| Prompt |
Repeat each record exactly as written, and drop any images.

_ _ _ _

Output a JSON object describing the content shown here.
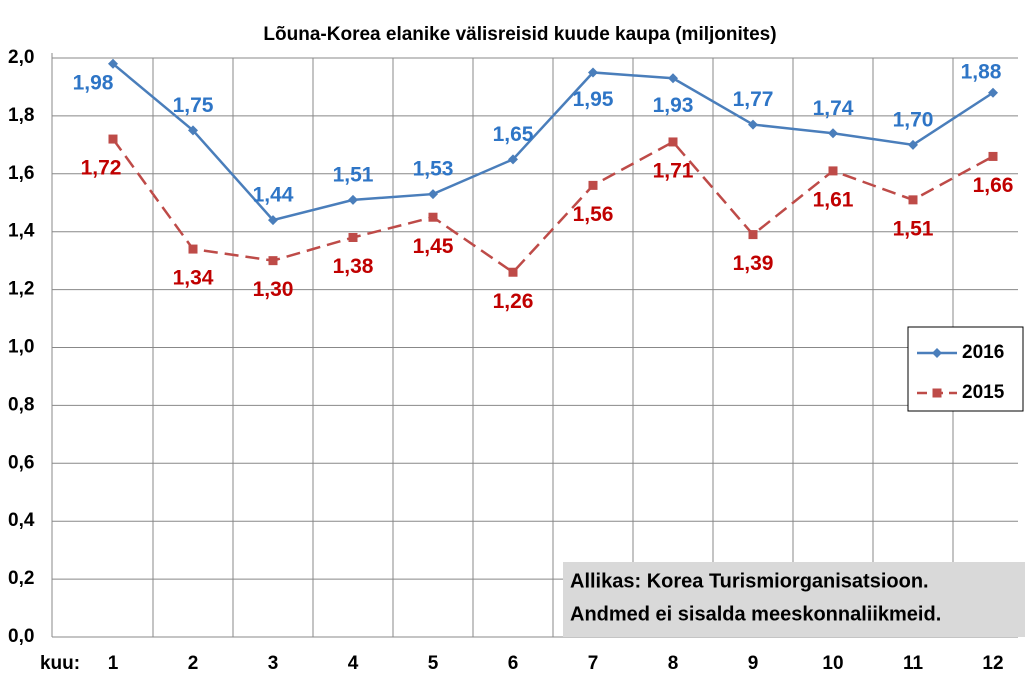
{
  "chart_data": {
    "type": "line",
    "title": "Lõuna-Korea elanike välisreisid kuude kaupa (miljonites)",
    "xlabel": "kuu:",
    "categories": [
      "1",
      "2",
      "3",
      "4",
      "5",
      "6",
      "7",
      "8",
      "9",
      "10",
      "11",
      "12"
    ],
    "series": [
      {
        "name": "2016",
        "color": "#4a7ebb",
        "label_color": "#2e75c6",
        "marker": "diamond",
        "dash": false,
        "values": [
          1.98,
          1.75,
          1.44,
          1.51,
          1.53,
          1.65,
          1.95,
          1.93,
          1.77,
          1.74,
          1.7,
          1.88
        ],
        "value_labels": [
          "1,98",
          "1,75",
          "1,44",
          "1,51",
          "1,53",
          "1,65",
          "1,95",
          "1,93",
          "1,77",
          "1,74",
          "1,70",
          "1,88"
        ]
      },
      {
        "name": "2015",
        "color": "#be4b48",
        "label_color": "#c00000",
        "marker": "square",
        "dash": true,
        "values": [
          1.72,
          1.34,
          1.3,
          1.38,
          1.45,
          1.26,
          1.56,
          1.71,
          1.39,
          1.61,
          1.51,
          1.66
        ],
        "value_labels": [
          "1,72",
          "1,34",
          "1,30",
          "1,38",
          "1,45",
          "1,26",
          "1,56",
          "1,71",
          "1,39",
          "1,61",
          "1,51",
          "1,66"
        ]
      }
    ],
    "ylim": [
      0,
      2
    ],
    "yticks": [
      {
        "value": 0,
        "label": "0,0"
      },
      {
        "value": 0.2,
        "label": "0,2"
      },
      {
        "value": 0.4,
        "label": "0,4"
      },
      {
        "value": 0.6,
        "label": "0,6"
      },
      {
        "value": 0.8,
        "label": "0,8"
      },
      {
        "value": 1,
        "label": "1,0"
      },
      {
        "value": 1.2,
        "label": "1,2"
      },
      {
        "value": 1.4,
        "label": "1,4"
      },
      {
        "value": 1.6,
        "label": "1,6"
      },
      {
        "value": 1.8,
        "label": "1,8"
      },
      {
        "value": 2,
        "label": "2,0"
      }
    ],
    "grid": true,
    "legend": "right",
    "annotation": [
      "Allikas: Korea Turismiorganisatsioon.",
      "Andmed ei sisalda meeskonnaliikmeid."
    ]
  }
}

_ _ _ _

| The output |
Output a JSON object describing the content shown here.
{
  "chart_data": {
    "type": "line",
    "title": "Lõuna-Korea elanike välisreisid kuude kaupa (miljonites)",
    "xlabel": "kuu:",
    "categories": [
      "1",
      "2",
      "3",
      "4",
      "5",
      "6",
      "7",
      "8",
      "9",
      "10",
      "11",
      "12"
    ],
    "series": [
      {
        "name": "2016",
        "color": "#4a7ebb",
        "label_color": "#2e75c6",
        "marker": "diamond",
        "dash": false,
        "values": [
          1.98,
          1.75,
          1.44,
          1.51,
          1.53,
          1.65,
          1.95,
          1.93,
          1.77,
          1.74,
          1.7,
          1.88
        ],
        "value_labels": [
          "1,98",
          "1,75",
          "1,44",
          "1,51",
          "1,53",
          "1,65",
          "1,95",
          "1,93",
          "1,77",
          "1,74",
          "1,70",
          "1,88"
        ]
      },
      {
        "name": "2015",
        "color": "#be4b48",
        "label_color": "#c00000",
        "marker": "square",
        "dash": true,
        "values": [
          1.72,
          1.34,
          1.3,
          1.38,
          1.45,
          1.26,
          1.56,
          1.71,
          1.39,
          1.61,
          1.51,
          1.66
        ],
        "value_labels": [
          "1,72",
          "1,34",
          "1,30",
          "1,38",
          "1,45",
          "1,26",
          "1,56",
          "1,71",
          "1,39",
          "1,61",
          "1,51",
          "1,66"
        ]
      }
    ],
    "ylim": [
      0,
      2
    ],
    "yticks": [
      {
        "value": 0,
        "label": "0,0"
      },
      {
        "value": 0.2,
        "label": "0,2"
      },
      {
        "value": 0.4,
        "label": "0,4"
      },
      {
        "value": 0.6,
        "label": "0,6"
      },
      {
        "value": 0.8,
        "label": "0,8"
      },
      {
        "value": 1,
        "label": "1,0"
      },
      {
        "value": 1.2,
        "label": "1,2"
      },
      {
        "value": 1.4,
        "label": "1,4"
      },
      {
        "value": 1.6,
        "label": "1,6"
      },
      {
        "value": 1.8,
        "label": "1,8"
      },
      {
        "value": 2,
        "label": "2,0"
      }
    ],
    "grid": true,
    "legend": "right",
    "annotation": [
      "Allikas: Korea Turismiorganisatsioon.",
      "Andmed ei sisalda meeskonnaliikmeid."
    ]
  }
}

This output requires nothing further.